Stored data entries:

****************************************

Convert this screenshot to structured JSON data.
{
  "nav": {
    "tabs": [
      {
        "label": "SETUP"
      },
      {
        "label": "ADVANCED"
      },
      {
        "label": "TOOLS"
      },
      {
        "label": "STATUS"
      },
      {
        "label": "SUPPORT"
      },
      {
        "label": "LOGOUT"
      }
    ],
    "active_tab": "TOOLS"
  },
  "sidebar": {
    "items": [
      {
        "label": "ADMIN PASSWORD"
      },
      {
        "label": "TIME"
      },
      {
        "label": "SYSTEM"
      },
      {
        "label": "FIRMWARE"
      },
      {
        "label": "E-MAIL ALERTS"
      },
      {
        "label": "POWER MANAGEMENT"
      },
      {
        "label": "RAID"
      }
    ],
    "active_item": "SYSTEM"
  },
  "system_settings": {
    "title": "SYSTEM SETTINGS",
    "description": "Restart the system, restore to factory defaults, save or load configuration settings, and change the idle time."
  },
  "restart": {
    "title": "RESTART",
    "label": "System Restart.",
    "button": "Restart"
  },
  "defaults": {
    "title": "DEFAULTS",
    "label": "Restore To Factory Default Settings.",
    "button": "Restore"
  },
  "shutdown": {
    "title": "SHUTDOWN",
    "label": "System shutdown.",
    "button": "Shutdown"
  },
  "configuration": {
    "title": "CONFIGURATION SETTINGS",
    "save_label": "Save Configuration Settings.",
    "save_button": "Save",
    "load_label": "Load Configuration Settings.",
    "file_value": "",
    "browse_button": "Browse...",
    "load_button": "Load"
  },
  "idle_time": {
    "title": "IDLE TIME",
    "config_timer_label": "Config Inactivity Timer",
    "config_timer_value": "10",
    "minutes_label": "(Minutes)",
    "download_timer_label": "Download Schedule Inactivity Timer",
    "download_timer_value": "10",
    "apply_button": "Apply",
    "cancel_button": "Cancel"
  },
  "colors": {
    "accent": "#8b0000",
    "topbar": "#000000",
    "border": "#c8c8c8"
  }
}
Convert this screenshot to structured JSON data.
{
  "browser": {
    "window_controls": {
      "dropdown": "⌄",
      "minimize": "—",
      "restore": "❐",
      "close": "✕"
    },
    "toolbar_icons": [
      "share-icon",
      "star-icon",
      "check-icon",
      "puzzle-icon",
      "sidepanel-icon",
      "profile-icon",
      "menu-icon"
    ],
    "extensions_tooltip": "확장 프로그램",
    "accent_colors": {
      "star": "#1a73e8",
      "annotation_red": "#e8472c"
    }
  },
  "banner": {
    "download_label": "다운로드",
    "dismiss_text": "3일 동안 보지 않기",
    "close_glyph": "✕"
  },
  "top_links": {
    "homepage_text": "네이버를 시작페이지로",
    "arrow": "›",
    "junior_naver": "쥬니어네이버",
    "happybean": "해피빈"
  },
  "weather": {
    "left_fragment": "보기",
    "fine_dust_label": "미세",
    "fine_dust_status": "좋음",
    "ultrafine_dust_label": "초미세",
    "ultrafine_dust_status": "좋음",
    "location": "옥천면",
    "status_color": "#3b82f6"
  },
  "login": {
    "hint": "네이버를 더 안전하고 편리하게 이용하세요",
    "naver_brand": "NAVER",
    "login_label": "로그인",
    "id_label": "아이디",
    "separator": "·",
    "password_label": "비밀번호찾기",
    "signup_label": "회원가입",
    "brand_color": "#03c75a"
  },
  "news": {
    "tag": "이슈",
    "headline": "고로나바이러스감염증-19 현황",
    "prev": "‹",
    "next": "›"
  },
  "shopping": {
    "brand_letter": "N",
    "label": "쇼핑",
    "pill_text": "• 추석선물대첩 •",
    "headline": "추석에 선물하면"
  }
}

****************************************

_Short task_.
Set down the entries verbatim, leaving none out.

_Final result_.
Convert this screenshot to structured JSON data.
{
  "nav": {
    "tabs": [
      {
        "label": "SETUP"
      },
      {
        "label": "ADVANCED"
      },
      {
        "label": "TOOLS"
      },
      {
        "label": "STATUS"
      },
      {
        "label": "SUPPORT"
      },
      {
        "label": "LOGOUT"
      }
    ],
    "active_tab": "TOOLS"
  },
  "sidebar": {
    "items": [
      {
        "label": "ADMIN PASSWORD"
      },
      {
        "label": "TIME"
      },
      {
        "label": "SYSTEM"
      },
      {
        "label": "FIRMWARE"
      },
      {
        "label": "E-MAIL ALERTS"
      },
      {
        "label": "POWER MANAGEMENT"
      },
      {
        "label": "RAID"
      }
    ],
    "active_item": "SYSTEM"
  },
  "system_settings": {
    "title": "SYSTEM SETTINGS",
    "description": "Restart the system, restore to factory defaults, save or load configuration settings, and change the idle time."
  },
  "restart": {
    "title": "RESTART",
    "label": "System Restart.",
    "button": "Restart"
  },
  "defaults": {
    "title": "DEFAULTS",
    "label": "Restore To Factory Default Settings.",
    "button": "Restore"
  },
  "shutdown": {
    "title": "SHUTDOWN",
    "label": "System shutdown.",
    "button": "Shutdown"
  },
  "configuration": {
    "title": "CONFIGURATION SETTINGS",
    "save_label": "Save Configuration Settings.",
    "save_button": "Save",
    "load_label": "Load Configuration Settings.",
    "file_value": "",
    "browse_button": "Browse...",
    "load_button": "Load"
  },
  "idle_time": {
    "title": "IDLE TIME",
    "config_timer_label": "Config Inactivity Timer",
    "config_timer_value": "10",
    "minutes_label": "(Minutes)",
    "download_timer_label": "Download Schedule Inactivity Timer",
    "download_timer_value": "10",
    "apply_button": "Apply",
    "cancel_button": "Cancel"
  },
  "colors": {
    "accent": "#8b0000",
    "topbar": "#000000",
    "border": "#c8c8c8"
  }
}
Convert this screenshot to structured JSON data.
{
  "browser": {
    "window_controls": {
      "dropdown": "⌄",
      "minimize": "—",
      "restore": "❐",
      "close": "✕"
    },
    "toolbar_icons": [
      "share-icon",
      "star-icon",
      "check-icon",
      "puzzle-icon",
      "sidepanel-icon",
      "profile-icon",
      "menu-icon"
    ],
    "extensions_tooltip": "확장 프로그램",
    "accent_colors": {
      "star": "#1a73e8",
      "annotation_red": "#e8472c"
    }
  },
  "banner": {
    "download_label": "다운로드",
    "dismiss_text": "3일 동안 보지 않기",
    "close_glyph": "✕"
  },
  "top_links": {
    "homepage_text": "네이버를 시작페이지로",
    "arrow": "›",
    "junior_naver": "쥬니어네이버",
    "happybean": "해피빈"
  },
  "weather": {
    "left_fragment": "보기",
    "fine_dust_label": "미세",
    "fine_dust_status": "좋음",
    "ultrafine_dust_label": "초미세",
    "ultrafine_dust_status": "좋음",
    "location": "옥천면",
    "status_color": "#3b82f6"
  },
  "login": {
    "hint": "네이버를 더 안전하고 편리하게 이용하세요",
    "naver_brand": "NAVER",
    "login_label": "로그인",
    "id_label": "아이디",
    "separator": "·",
    "password_label": "비밀번호찾기",
    "signup_label": "회원가입",
    "brand_color": "#03c75a"
  },
  "news": {
    "tag": "이슈",
    "headline": "고로나바이러스감염증-19 현황",
    "prev": "‹",
    "next": "›"
  },
  "shopping": {
    "brand_letter": "N",
    "label": "쇼핑",
    "pill_text": "• 추석선물대첩 •",
    "headline": "추석에 선물하면"
  }
}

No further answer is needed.